Your goal: Identify each line containing the word "热点时事问题" and copy it.

Raw records:

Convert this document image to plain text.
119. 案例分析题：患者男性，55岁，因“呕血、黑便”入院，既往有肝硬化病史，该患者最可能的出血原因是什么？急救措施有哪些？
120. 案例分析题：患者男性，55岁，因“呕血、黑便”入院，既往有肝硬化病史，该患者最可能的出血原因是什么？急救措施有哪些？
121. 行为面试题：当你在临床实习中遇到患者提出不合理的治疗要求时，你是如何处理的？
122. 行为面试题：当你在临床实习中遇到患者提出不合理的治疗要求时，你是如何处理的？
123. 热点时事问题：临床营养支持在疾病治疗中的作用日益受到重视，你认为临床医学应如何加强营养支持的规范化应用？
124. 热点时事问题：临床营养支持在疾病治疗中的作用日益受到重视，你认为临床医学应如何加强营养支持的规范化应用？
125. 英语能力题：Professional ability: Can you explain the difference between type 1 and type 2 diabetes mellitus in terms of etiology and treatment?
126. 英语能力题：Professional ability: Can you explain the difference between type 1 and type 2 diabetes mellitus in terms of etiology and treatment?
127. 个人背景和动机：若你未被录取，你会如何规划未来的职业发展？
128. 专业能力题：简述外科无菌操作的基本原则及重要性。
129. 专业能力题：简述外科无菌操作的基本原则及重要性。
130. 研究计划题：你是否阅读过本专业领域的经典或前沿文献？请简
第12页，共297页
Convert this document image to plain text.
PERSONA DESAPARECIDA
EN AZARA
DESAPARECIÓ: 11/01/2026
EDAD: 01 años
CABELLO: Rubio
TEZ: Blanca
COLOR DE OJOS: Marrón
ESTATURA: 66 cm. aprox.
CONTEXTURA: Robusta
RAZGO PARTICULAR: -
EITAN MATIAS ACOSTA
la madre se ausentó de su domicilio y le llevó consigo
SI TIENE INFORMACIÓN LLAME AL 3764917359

The solution:
123. 热点时事问题：临床营养支持在疾病治疗中的作用日益受到重视，你认为临床医学应如何加强营养支持的规范化应用？
124. 热点时事问题：临床营养支持在疾病治疗中的作用日益受到重视，你认为临床医学应如何加强营养支持的规范化应用？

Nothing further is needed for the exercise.